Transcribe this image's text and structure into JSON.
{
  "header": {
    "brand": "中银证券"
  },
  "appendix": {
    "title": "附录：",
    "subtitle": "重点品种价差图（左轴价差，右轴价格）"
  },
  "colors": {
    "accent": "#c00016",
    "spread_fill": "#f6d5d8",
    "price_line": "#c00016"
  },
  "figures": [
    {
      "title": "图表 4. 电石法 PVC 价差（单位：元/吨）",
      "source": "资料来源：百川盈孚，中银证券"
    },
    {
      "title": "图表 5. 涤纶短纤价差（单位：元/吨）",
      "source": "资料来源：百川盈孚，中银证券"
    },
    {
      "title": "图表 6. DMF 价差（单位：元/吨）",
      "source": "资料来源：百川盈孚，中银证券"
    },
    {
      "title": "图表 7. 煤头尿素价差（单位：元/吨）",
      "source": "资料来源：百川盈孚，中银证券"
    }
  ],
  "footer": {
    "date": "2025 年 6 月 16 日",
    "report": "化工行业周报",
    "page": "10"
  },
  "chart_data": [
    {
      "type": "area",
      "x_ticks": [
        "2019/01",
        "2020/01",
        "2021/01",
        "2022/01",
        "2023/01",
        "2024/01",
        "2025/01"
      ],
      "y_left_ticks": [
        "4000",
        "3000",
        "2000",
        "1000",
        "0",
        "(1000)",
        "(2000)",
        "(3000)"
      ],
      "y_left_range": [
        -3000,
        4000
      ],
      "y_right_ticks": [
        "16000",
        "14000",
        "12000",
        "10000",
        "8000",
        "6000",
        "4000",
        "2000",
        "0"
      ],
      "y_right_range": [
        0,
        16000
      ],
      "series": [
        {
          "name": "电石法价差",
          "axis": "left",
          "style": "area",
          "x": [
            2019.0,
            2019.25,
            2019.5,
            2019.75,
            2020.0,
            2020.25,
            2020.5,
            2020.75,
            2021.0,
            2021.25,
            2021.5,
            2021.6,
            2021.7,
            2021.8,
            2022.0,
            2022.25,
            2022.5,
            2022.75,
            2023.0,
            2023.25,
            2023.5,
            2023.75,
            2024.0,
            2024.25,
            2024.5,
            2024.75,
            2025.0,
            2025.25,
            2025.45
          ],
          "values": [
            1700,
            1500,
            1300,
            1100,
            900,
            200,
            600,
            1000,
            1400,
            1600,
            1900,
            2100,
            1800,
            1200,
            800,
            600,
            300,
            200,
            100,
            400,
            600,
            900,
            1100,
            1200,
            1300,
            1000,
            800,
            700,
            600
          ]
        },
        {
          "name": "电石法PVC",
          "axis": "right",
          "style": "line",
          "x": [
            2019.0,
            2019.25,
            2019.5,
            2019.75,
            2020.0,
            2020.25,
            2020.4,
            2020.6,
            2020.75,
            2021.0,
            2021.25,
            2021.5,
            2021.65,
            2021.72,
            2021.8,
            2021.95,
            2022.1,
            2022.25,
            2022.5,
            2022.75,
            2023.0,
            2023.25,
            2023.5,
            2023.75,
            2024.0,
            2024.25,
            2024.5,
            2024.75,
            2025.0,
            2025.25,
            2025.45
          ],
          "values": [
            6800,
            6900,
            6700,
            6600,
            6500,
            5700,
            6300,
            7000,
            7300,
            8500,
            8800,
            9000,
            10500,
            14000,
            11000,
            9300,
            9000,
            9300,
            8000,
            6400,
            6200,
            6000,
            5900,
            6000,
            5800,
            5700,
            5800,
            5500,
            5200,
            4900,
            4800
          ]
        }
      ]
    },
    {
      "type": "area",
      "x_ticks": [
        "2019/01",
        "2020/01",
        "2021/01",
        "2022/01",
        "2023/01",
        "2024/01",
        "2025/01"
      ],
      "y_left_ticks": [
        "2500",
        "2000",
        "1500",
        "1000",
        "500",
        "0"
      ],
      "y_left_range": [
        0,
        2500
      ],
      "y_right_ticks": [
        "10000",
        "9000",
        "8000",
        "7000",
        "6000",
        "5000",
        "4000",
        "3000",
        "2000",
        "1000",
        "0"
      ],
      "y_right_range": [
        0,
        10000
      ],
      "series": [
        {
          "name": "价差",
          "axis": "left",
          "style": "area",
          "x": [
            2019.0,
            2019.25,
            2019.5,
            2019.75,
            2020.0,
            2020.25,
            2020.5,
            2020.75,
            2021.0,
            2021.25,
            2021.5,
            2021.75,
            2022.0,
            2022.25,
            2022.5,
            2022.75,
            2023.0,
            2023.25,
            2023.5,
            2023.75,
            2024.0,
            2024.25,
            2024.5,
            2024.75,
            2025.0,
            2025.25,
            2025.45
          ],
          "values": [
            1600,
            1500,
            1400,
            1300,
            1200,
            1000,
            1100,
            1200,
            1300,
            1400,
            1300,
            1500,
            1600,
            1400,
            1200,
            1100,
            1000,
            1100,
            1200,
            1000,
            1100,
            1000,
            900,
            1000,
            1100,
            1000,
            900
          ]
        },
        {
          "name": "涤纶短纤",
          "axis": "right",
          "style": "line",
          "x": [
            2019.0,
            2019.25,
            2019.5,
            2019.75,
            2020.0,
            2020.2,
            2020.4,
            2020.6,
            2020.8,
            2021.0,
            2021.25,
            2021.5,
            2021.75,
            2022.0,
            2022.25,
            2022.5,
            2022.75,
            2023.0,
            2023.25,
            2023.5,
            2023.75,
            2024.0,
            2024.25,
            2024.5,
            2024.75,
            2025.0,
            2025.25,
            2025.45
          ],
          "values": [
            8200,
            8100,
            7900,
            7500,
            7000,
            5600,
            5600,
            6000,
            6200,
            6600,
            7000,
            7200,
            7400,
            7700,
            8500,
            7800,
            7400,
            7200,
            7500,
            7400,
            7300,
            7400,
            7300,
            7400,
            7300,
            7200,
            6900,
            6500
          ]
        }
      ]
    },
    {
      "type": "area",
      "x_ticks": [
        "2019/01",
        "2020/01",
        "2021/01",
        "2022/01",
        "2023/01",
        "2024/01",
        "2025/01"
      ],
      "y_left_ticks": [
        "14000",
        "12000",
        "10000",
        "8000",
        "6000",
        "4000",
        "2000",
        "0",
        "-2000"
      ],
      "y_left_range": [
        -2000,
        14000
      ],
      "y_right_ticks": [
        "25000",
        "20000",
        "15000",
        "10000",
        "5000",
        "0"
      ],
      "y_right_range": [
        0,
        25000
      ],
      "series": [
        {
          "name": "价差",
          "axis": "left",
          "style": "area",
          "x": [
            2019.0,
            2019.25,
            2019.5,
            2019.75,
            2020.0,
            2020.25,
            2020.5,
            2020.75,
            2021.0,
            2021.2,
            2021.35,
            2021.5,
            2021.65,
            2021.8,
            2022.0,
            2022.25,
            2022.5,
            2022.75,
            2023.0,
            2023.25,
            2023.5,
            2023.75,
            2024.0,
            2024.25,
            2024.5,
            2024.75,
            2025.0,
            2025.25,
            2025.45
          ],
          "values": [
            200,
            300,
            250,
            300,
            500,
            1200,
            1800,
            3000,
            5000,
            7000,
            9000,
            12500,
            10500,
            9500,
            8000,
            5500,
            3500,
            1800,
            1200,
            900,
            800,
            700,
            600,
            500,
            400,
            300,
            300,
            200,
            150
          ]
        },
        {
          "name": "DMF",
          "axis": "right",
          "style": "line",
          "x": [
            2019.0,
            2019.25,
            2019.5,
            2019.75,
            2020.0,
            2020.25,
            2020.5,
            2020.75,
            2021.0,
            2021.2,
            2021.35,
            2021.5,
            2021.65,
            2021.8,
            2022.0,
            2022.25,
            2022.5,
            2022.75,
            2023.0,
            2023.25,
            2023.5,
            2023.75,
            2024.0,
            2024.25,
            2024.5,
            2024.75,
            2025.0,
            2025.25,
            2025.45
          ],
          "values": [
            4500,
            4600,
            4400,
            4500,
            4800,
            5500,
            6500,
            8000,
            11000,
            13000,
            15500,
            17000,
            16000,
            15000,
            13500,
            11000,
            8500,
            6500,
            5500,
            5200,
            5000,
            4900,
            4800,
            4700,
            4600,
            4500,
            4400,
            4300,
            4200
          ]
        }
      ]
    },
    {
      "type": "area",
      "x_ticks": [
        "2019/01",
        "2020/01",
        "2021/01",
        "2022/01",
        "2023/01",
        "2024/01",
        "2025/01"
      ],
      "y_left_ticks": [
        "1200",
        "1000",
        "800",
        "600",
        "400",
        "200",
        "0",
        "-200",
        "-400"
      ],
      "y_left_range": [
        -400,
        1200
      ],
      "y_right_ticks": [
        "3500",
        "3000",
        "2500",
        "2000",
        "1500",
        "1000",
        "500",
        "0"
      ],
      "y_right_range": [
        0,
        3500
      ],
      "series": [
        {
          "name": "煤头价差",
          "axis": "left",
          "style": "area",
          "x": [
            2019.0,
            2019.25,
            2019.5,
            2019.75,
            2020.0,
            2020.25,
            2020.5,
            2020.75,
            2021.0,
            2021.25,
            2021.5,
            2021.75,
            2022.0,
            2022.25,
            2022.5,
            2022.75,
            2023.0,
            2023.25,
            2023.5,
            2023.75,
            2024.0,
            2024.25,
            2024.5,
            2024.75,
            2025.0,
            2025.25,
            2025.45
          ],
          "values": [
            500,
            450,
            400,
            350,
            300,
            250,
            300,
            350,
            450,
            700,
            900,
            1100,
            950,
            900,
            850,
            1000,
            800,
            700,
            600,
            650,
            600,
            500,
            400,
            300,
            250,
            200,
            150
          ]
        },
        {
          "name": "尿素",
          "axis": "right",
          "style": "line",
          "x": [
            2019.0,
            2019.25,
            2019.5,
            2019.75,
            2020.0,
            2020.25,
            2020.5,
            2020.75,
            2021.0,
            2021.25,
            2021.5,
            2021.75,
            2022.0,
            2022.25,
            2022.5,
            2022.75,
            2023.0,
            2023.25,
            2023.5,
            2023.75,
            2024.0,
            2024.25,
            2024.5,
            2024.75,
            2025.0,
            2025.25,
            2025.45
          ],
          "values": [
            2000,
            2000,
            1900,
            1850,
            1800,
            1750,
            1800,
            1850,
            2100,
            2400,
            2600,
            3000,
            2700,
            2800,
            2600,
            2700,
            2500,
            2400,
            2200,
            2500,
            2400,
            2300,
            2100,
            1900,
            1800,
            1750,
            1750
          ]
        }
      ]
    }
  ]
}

> **WRITTEN TASK**
Go through the records and gather the lines that hold "name".

> **FULL RESPONSE**
          "name": "电石法价差",
          "name": "电石法PVC",
          "name": "价差",
          "name": "涤纶短纤",
          "name": "价差",
          "name": "DMF",
          "name": "煤头价差",
          "name": "尿素",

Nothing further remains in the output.